*EXERCISE TASK*
Can you print every record below exactly as written?

*MATERIAL FOR THE TASK*

......

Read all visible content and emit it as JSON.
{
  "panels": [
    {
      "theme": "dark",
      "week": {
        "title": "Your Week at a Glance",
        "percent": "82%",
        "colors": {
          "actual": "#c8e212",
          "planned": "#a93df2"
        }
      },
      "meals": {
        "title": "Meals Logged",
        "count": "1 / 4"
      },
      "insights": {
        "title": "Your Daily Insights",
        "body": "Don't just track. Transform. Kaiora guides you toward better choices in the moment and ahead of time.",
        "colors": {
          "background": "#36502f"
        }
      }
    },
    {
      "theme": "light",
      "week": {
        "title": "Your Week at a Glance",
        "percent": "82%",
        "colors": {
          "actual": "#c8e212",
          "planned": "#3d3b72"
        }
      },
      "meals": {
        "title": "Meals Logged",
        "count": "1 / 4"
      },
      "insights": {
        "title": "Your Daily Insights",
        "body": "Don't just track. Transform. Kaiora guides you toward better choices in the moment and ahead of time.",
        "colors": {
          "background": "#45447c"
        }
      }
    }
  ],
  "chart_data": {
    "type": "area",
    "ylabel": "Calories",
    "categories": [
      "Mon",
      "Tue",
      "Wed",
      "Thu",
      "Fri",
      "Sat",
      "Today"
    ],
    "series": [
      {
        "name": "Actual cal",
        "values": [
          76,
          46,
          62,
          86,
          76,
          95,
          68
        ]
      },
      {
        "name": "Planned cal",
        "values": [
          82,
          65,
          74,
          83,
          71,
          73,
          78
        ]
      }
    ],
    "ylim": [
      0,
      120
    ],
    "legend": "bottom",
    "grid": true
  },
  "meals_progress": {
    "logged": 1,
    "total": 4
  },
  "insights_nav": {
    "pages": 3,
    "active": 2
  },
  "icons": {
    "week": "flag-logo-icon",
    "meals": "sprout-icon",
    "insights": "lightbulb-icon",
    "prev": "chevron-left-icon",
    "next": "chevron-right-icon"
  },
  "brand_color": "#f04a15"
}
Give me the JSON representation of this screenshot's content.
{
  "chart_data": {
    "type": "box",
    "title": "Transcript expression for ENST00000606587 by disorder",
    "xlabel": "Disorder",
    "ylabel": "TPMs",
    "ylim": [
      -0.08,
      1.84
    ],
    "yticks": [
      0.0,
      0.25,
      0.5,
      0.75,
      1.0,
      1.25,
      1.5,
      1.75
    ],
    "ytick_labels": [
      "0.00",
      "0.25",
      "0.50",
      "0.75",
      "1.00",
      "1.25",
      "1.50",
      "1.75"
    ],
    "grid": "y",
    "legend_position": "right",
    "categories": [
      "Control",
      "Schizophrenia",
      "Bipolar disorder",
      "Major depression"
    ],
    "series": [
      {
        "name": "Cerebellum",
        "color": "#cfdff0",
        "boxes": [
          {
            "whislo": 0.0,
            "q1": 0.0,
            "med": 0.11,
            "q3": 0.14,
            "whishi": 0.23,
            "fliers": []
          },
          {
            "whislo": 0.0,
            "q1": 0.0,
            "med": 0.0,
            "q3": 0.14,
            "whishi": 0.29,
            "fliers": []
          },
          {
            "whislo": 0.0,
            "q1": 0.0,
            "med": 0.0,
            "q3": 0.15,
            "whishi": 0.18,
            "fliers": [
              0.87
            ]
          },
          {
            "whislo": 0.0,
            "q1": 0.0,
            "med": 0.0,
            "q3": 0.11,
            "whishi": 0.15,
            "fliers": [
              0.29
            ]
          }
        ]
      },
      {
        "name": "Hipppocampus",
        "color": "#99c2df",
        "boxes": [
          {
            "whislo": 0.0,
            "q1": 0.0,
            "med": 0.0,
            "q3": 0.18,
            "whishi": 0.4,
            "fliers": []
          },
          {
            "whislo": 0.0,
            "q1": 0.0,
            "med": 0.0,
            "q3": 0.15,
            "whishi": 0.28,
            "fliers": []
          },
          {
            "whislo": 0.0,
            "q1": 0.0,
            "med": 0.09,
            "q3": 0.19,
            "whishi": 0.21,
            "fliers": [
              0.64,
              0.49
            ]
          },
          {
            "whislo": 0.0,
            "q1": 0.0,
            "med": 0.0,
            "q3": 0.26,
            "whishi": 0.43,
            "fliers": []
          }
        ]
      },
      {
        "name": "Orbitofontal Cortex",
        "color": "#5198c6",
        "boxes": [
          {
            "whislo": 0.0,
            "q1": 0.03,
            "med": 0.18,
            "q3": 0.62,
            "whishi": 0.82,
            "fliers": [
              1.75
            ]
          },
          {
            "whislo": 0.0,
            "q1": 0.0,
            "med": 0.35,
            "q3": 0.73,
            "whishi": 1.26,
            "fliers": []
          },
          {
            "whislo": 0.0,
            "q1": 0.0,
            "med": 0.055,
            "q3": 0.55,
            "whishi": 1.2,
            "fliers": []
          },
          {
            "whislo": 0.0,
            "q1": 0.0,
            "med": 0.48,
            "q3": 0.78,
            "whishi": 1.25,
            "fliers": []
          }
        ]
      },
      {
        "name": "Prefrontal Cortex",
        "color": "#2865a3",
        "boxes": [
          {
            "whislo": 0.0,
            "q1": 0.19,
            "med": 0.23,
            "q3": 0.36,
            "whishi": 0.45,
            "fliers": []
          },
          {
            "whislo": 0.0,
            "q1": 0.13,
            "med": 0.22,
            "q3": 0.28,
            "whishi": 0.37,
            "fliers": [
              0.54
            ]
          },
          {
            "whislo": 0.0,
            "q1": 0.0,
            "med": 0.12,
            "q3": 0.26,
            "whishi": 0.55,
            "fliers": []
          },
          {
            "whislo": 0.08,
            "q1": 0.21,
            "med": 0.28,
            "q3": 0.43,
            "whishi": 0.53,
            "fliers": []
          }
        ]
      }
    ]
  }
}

......

*ANSWER TO THE EXERCISE*
Read all visible content and emit it as JSON.
{
  "panels": [
    {
      "theme": "dark",
      "week": {
        "title": "Your Week at a Glance",
        "percent": "82%",
        "colors": {
          "actual": "#c8e212",
          "planned": "#a93df2"
        }
      },
      "meals": {
        "title": "Meals Logged",
        "count": "1 / 4"
      },
      "insights": {
        "title": "Your Daily Insights",
        "body": "Don't just track. Transform. Kaiora guides you toward better choices in the moment and ahead of time.",
        "colors": {
          "background": "#36502f"
        }
      }
    },
    {
      "theme": "light",
      "week": {
        "title": "Your Week at a Glance",
        "percent": "82%",
        "colors": {
          "actual": "#c8e212",
          "planned": "#3d3b72"
        }
      },
      "meals": {
        "title": "Meals Logged",
        "count": "1 / 4"
      },
      "insights": {
        "title": "Your Daily Insights",
        "body": "Don't just track. Transform. Kaiora guides you toward better choices in the moment and ahead of time.",
        "colors": {
          "background": "#45447c"
        }
      }
    }
  ],
  "chart_data": {
    "type": "area",
    "ylabel": "Calories",
    "categories": [
      "Mon",
      "Tue",
      "Wed",
      "Thu",
      "Fri",
      "Sat",
      "Today"
    ],
    "series": [
      {
        "name": "Actual cal",
        "values": [
          76,
          46,
          62,
          86,
          76,
          95,
          68
        ]
      },
      {
        "name": "Planned cal",
        "values": [
          82,
          65,
          74,
          83,
          71,
          73,
          78
        ]
      }
    ],
    "ylim": [
      0,
      120
    ],
    "legend": "bottom",
    "grid": true
  },
  "meals_progress": {
    "logged": 1,
    "total": 4
  },
  "insights_nav": {
    "pages": 3,
    "active": 2
  },
  "icons": {
    "week": "flag-logo-icon",
    "meals": "sprout-icon",
    "insights": "lightbulb-icon",
    "prev": "chevron-left-icon",
    "next": "chevron-right-icon"
  },
  "brand_color": "#f04a15"
}
Give me the JSON representation of this screenshot's content.
{
  "chart_data": {
    "type": "box",
    "title": "Transcript expression for ENST00000606587 by disorder",
    "xlabel": "Disorder",
    "ylabel": "TPMs",
    "ylim": [
      -0.08,
      1.84
    ],
    "yticks": [
      0.0,
      0.25,
      0.5,
      0.75,
      1.0,
      1.25,
      1.5,
      1.75
    ],
    "ytick_labels": [
      "0.00",
      "0.25",
      "0.50",
      "0.75",
      "1.00",
      "1.25",
      "1.50",
      "1.75"
    ],
    "grid": "y",
    "legend_position": "right",
    "categories": [
      "Control",
      "Schizophrenia",
      "Bipolar disorder",
      "Major depression"
    ],
    "series": [
      {
        "name": "Cerebellum",
        "color": "#cfdff0",
        "boxes": [
          {
            "whislo": 0.0,
            "q1": 0.0,
            "med": 0.11,
            "q3": 0.14,
            "whishi": 0.23,
            "fliers": []
          },
          {
            "whislo": 0.0,
            "q1": 0.0,
            "med": 0.0,
            "q3": 0.14,
            "whishi": 0.29,
            "fliers": []
          },
          {
            "whislo": 0.0,
            "q1": 0.0,
            "med": 0.0,
            "q3": 0.15,
            "whishi": 0.18,
            "fliers": [
              0.87
            ]
          },
          {
            "whislo": 0.0,
            "q1": 0.0,
            "med": 0.0,
            "q3": 0.11,
            "whishi": 0.15,
            "fliers": [
              0.29
            ]
          }
        ]
      },
      {
        "name": "Hipppocampus",
        "color": "#99c2df",
        "boxes": [
          {
            "whislo": 0.0,
            "q1": 0.0,
            "med": 0.0,
            "q3": 0.18,
            "whishi": 0.4,
            "fliers": []
          },
          {
            "whislo": 0.0,
            "q1": 0.0,
            "med": 0.0,
            "q3": 0.15,
            "whishi": 0.28,
            "fliers": []
          },
          {
            "whislo": 0.0,
            "q1": 0.0,
            "med": 0.09,
            "q3": 0.19,
            "whishi": 0.21,
            "fliers": [
              0.64,
              0.49
            ]
          },
          {
            "whislo": 0.0,
            "q1": 0.0,
            "med": 0.0,
            "q3": 0.26,
            "whishi": 0.43,
            "fliers": []
          }
        ]
      },
      {
        "name": "Orbitofontal Cortex",
        "color": "#5198c6",
        "boxes": [
          {
            "whislo": 0.0,
            "q1": 0.03,
            "med": 0.18,
            "q3": 0.62,
            "whishi": 0.82,
            "fliers": [
              1.75
            ]
          },
          {
            "whislo": 0.0,
            "q1": 0.0,
            "med": 0.35,
            "q3": 0.73,
            "whishi": 1.26,
            "fliers": []
          },
          {
            "whislo": 0.0,
            "q1": 0.0,
            "med": 0.055,
            "q3": 0.55,
            "whishi": 1.2,
            "fliers": []
          },
          {
            "whislo": 0.0,
            "q1": 0.0,
            "med": 0.48,
            "q3": 0.78,
            "whishi": 1.25,
            "fliers": []
          }
        ]
      },
      {
        "name": "Prefrontal Cortex",
        "color": "#2865a3",
        "boxes": [
          {
            "whislo": 0.0,
            "q1": 0.19,
            "med": 0.23,
            "q3": 0.36,
            "whishi": 0.45,
            "fliers": []
          },
          {
            "whislo": 0.0,
            "q1": 0.13,
            "med": 0.22,
            "q3": 0.28,
            "whishi": 0.37,
            "fliers": [
              0.54
            ]
          },
          {
            "whislo": 0.0,
            "q1": 0.0,
            "med": 0.12,
            "q3": 0.26,
            "whishi": 0.55,
            "fliers": []
          },
          {
            "whislo": 0.08,
            "q1": 0.21,
            "med": 0.28,
            "q3": 0.43,
            "whishi": 0.53,
            "fliers": []
          }
        ]
      }
    ]
  }
}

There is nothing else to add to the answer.